§ WHAT IS REQUIRED
Say how many lines in the data below contain the word "image", and give no other text.
Begin SUPPLIED ENTRIES
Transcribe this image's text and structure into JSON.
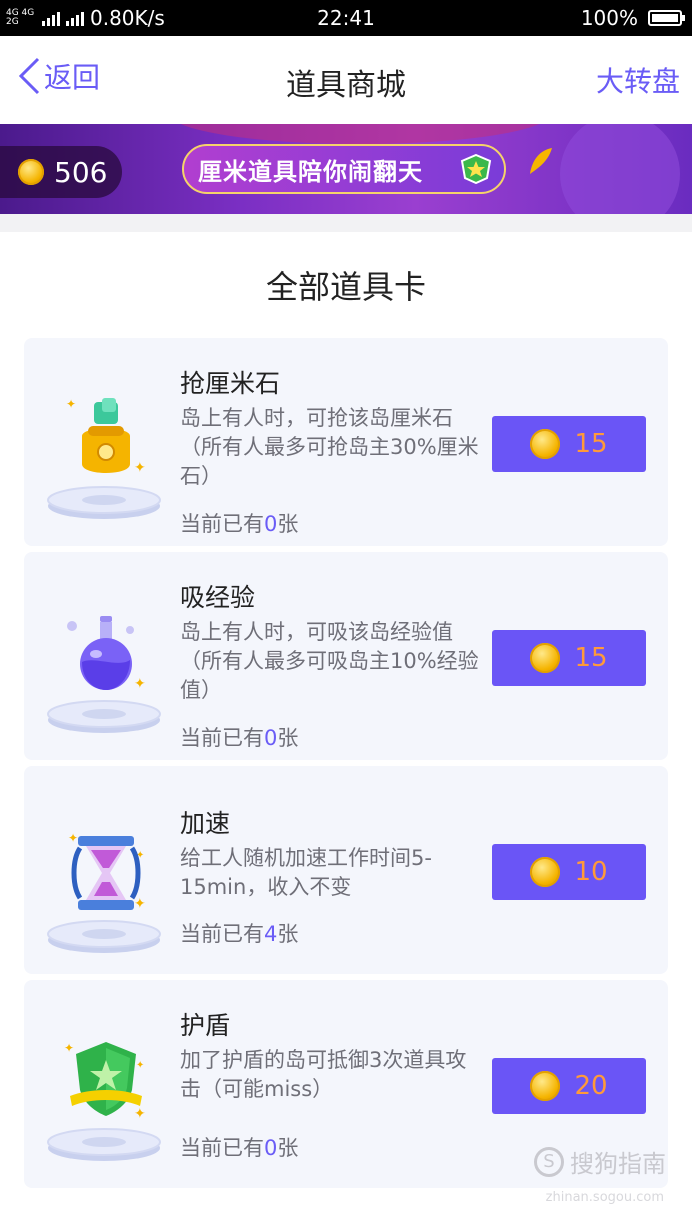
{
  "status_bar": {
    "network": "4G 4G 2G",
    "speed": "0.80K/s",
    "time": "22:41",
    "battery": "100%"
  },
  "nav": {
    "back_label": "返回",
    "title": "道具商城",
    "right_label": "大转盘"
  },
  "banner": {
    "coin_balance": "506",
    "slogan": "厘米道具陪你闹翻天"
  },
  "section_title": "全部道具卡",
  "owned_prefix": "当前已有",
  "owned_suffix": "张",
  "items": [
    {
      "name": "抢厘米石",
      "desc": "岛上有人时，可抢该岛厘米石（所有人最多可抢岛主30%厘米石）",
      "owned": "0",
      "price": "15",
      "icon": "money-bag-icon"
    },
    {
      "name": "吸经验",
      "desc": "岛上有人时，可吸该岛经验值（所有人最多可吸岛主10%经验值）",
      "owned": "0",
      "price": "15",
      "icon": "potion-flask-icon"
    },
    {
      "name": "加速",
      "desc": "给工人随机加速工作时间5-15min，收入不变",
      "owned": "4",
      "price": "10",
      "icon": "hourglass-icon"
    },
    {
      "name": "护盾",
      "desc": "加了护盾的岛可抵御3次道具攻击（可能miss）",
      "owned": "0",
      "price": "20",
      "icon": "shield-star-icon"
    }
  ],
  "watermark": {
    "text": "搜狗指南",
    "url": "zhinan.sogou.com"
  },
  "colors": {
    "accent": "#6a55f6",
    "price": "#ff9a3a",
    "card_bg": "#f4f6fc"
  }
}
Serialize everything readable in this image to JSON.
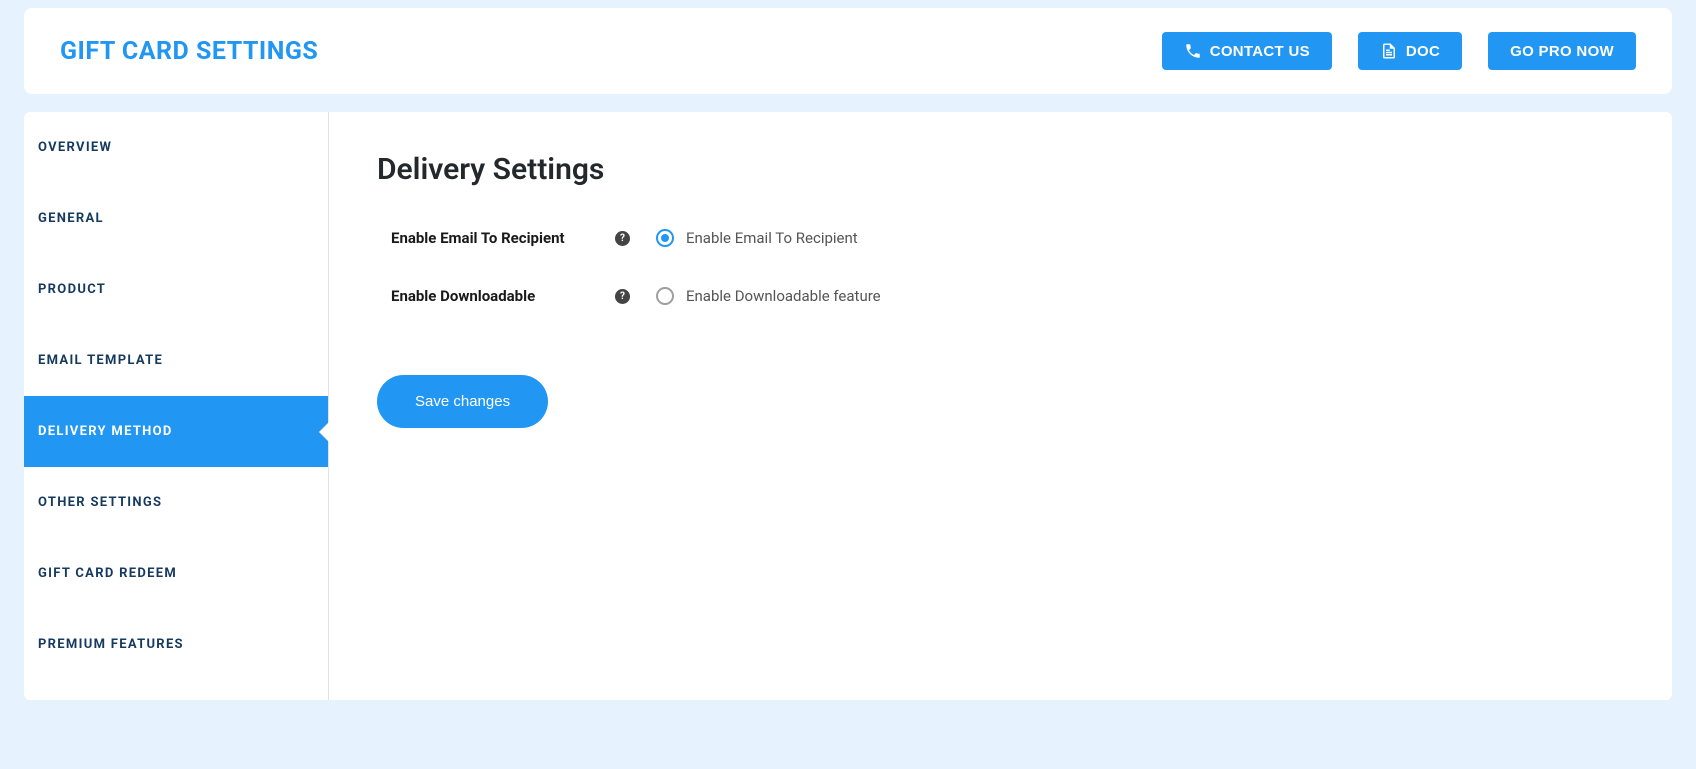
End SUPPLIED ENTRIES
§ SOLUTION FOR THIS PROBLEM
2